INPUT ROWS:
-- begin --

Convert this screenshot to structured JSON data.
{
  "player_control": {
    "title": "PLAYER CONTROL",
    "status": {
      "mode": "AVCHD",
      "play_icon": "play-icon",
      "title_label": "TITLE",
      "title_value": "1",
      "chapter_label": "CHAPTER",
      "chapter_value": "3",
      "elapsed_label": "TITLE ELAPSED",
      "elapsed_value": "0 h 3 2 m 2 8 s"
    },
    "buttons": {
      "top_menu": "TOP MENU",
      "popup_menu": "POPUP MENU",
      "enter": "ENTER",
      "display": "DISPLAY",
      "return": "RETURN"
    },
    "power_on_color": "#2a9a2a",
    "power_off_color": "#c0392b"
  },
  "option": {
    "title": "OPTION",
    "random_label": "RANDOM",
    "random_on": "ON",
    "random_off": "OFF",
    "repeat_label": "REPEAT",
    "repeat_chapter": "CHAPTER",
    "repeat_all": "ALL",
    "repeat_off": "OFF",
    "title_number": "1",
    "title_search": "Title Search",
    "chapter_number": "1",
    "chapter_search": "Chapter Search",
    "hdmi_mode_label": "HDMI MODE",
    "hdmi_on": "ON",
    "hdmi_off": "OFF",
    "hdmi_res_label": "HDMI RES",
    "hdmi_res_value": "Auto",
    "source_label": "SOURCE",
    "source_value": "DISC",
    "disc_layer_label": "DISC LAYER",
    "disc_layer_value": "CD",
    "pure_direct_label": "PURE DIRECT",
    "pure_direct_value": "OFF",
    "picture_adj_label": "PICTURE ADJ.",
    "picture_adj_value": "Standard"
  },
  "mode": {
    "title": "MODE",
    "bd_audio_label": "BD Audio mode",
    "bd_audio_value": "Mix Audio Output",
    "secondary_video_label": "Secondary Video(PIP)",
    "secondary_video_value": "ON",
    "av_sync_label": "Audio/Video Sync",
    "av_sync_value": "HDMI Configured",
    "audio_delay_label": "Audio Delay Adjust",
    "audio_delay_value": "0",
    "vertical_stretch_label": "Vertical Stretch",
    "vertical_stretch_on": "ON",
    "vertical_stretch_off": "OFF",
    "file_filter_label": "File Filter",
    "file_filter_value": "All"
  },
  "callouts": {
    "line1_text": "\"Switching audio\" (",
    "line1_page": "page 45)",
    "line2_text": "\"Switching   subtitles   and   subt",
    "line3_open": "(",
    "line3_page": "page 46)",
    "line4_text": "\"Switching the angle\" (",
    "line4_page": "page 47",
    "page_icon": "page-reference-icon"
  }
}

-- end --

STATED TASK:
Give all the records again. Match them exactly.

EXERCISE ANSWER:
Convert this screenshot to structured JSON data.
{
  "player_control": {
    "title": "PLAYER CONTROL",
    "status": {
      "mode": "AVCHD",
      "play_icon": "play-icon",
      "title_label": "TITLE",
      "title_value": "1",
      "chapter_label": "CHAPTER",
      "chapter_value": "3",
      "elapsed_label": "TITLE ELAPSED",
      "elapsed_value": "0 h 3 2 m 2 8 s"
    },
    "buttons": {
      "top_menu": "TOP MENU",
      "popup_menu": "POPUP MENU",
      "enter": "ENTER",
      "display": "DISPLAY",
      "return": "RETURN"
    },
    "power_on_color": "#2a9a2a",
    "power_off_color": "#c0392b"
  },
  "option": {
    "title": "OPTION",
    "random_label": "RANDOM",
    "random_on": "ON",
    "random_off": "OFF",
    "repeat_label": "REPEAT",
    "repeat_chapter": "CHAPTER",
    "repeat_all": "ALL",
    "repeat_off": "OFF",
    "title_number": "1",
    "title_search": "Title Search",
    "chapter_number": "1",
    "chapter_search": "Chapter Search",
    "hdmi_mode_label": "HDMI MODE",
    "hdmi_on": "ON",
    "hdmi_off": "OFF",
    "hdmi_res_label": "HDMI RES",
    "hdmi_res_value": "Auto",
    "source_label": "SOURCE",
    "source_value": "DISC",
    "disc_layer_label": "DISC LAYER",
    "disc_layer_value": "CD",
    "pure_direct_label": "PURE DIRECT",
    "pure_direct_value": "OFF",
    "picture_adj_label": "PICTURE ADJ.",
    "picture_adj_value": "Standard"
  },
  "mode": {
    "title": "MODE",
    "bd_audio_label": "BD Audio mode",
    "bd_audio_value": "Mix Audio Output",
    "secondary_video_label": "Secondary Video(PIP)",
    "secondary_video_value": "ON",
    "av_sync_label": "Audio/Video Sync",
    "av_sync_value": "HDMI Configured",
    "audio_delay_label": "Audio Delay Adjust",
    "audio_delay_value": "0",
    "vertical_stretch_label": "Vertical Stretch",
    "vertical_stretch_on": "ON",
    "vertical_stretch_off": "OFF",
    "file_filter_label": "File Filter",
    "file_filter_value": "All"
  },
  "callouts": {
    "line1_text": "\"Switching audio\" (",
    "line1_page": "page 45)",
    "line2_text": "\"Switching   subtitles   and   subt",
    "line3_open": "(",
    "line3_page": "page 46)",
    "line4_text": "\"Switching the angle\" (",
    "line4_page": "page 47",
    "page_icon": "page-reference-icon"
  }
}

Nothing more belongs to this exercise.